** Start of EXERCISE DATA **
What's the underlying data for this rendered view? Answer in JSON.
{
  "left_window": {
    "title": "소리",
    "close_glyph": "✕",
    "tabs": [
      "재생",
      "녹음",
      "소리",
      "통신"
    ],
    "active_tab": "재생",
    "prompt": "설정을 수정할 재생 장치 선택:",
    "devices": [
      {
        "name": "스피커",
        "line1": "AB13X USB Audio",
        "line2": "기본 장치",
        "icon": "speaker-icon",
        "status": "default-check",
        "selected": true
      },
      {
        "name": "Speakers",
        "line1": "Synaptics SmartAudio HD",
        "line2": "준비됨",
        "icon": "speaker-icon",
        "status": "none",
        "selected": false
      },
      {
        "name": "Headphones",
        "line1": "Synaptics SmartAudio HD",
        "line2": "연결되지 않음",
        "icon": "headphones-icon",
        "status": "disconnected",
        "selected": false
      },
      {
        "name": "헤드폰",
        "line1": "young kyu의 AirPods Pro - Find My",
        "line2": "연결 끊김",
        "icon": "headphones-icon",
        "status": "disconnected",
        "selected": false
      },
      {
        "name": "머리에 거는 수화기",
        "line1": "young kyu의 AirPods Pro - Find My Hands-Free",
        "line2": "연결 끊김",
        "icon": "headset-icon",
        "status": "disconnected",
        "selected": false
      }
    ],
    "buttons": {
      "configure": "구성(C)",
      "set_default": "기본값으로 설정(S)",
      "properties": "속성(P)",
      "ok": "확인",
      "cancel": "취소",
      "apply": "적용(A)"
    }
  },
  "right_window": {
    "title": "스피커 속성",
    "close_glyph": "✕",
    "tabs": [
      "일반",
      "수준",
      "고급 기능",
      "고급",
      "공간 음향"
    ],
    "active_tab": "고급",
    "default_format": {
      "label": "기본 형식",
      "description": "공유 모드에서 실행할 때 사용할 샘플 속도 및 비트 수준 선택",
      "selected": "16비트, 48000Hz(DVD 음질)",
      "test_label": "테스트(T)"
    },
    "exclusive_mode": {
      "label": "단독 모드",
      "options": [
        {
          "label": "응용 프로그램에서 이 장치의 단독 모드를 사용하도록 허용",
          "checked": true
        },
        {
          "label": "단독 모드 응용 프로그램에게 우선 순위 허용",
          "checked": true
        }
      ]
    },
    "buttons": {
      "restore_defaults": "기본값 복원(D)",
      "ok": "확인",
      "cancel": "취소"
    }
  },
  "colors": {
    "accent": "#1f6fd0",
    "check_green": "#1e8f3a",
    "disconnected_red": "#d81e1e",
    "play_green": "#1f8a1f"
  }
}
** End of EXERCISE DATA **
TASK DETAILS> Each record above should be output again exactly.

EXERCISE ANSWER>
What's the underlying data for this rendered view? Answer in JSON.
{
  "left_window": {
    "title": "소리",
    "close_glyph": "✕",
    "tabs": [
      "재생",
      "녹음",
      "소리",
      "통신"
    ],
    "active_tab": "재생",
    "prompt": "설정을 수정할 재생 장치 선택:",
    "devices": [
      {
        "name": "스피커",
        "line1": "AB13X USB Audio",
        "line2": "기본 장치",
        "icon": "speaker-icon",
        "status": "default-check",
        "selected": true
      },
      {
        "name": "Speakers",
        "line1": "Synaptics SmartAudio HD",
        "line2": "준비됨",
        "icon": "speaker-icon",
        "status": "none",
        "selected": false
      },
      {
        "name": "Headphones",
        "line1": "Synaptics SmartAudio HD",
        "line2": "연결되지 않음",
        "icon": "headphones-icon",
        "status": "disconnected",
        "selected": false
      },
      {
        "name": "헤드폰",
        "line1": "young kyu의 AirPods Pro - Find My",
        "line2": "연결 끊김",
        "icon": "headphones-icon",
        "status": "disconnected",
        "selected": false
      },
      {
        "name": "머리에 거는 수화기",
        "line1": "young kyu의 AirPods Pro - Find My Hands-Free",
        "line2": "연결 끊김",
        "icon": "headset-icon",
        "status": "disconnected",
        "selected": false
      }
    ],
    "buttons": {
      "configure": "구성(C)",
      "set_default": "기본값으로 설정(S)",
      "properties": "속성(P)",
      "ok": "확인",
      "cancel": "취소",
      "apply": "적용(A)"
    }
  },
  "right_window": {
    "title": "스피커 속성",
    "close_glyph": "✕",
    "tabs": [
      "일반",
      "수준",
      "고급 기능",
      "고급",
      "공간 음향"
    ],
    "active_tab": "고급",
    "default_format": {
      "label": "기본 형식",
      "description": "공유 모드에서 실행할 때 사용할 샘플 속도 및 비트 수준 선택",
      "selected": "16비트, 48000Hz(DVD 음질)",
      "test_label": "테스트(T)"
    },
    "exclusive_mode": {
      "label": "단독 모드",
      "options": [
        {
          "label": "응용 프로그램에서 이 장치의 단독 모드를 사용하도록 허용",
          "checked": true
        },
        {
          "label": "단독 모드 응용 프로그램에게 우선 순위 허용",
          "checked": true
        }
      ]
    },
    "buttons": {
      "restore_defaults": "기본값 복원(D)",
      "ok": "확인",
      "cancel": "취소"
    }
  },
  "colors": {
    "accent": "#1f6fd0",
    "check_green": "#1e8f3a",
    "disconnected_red": "#d81e1e",
    "play_green": "#1f8a1f"
  }
}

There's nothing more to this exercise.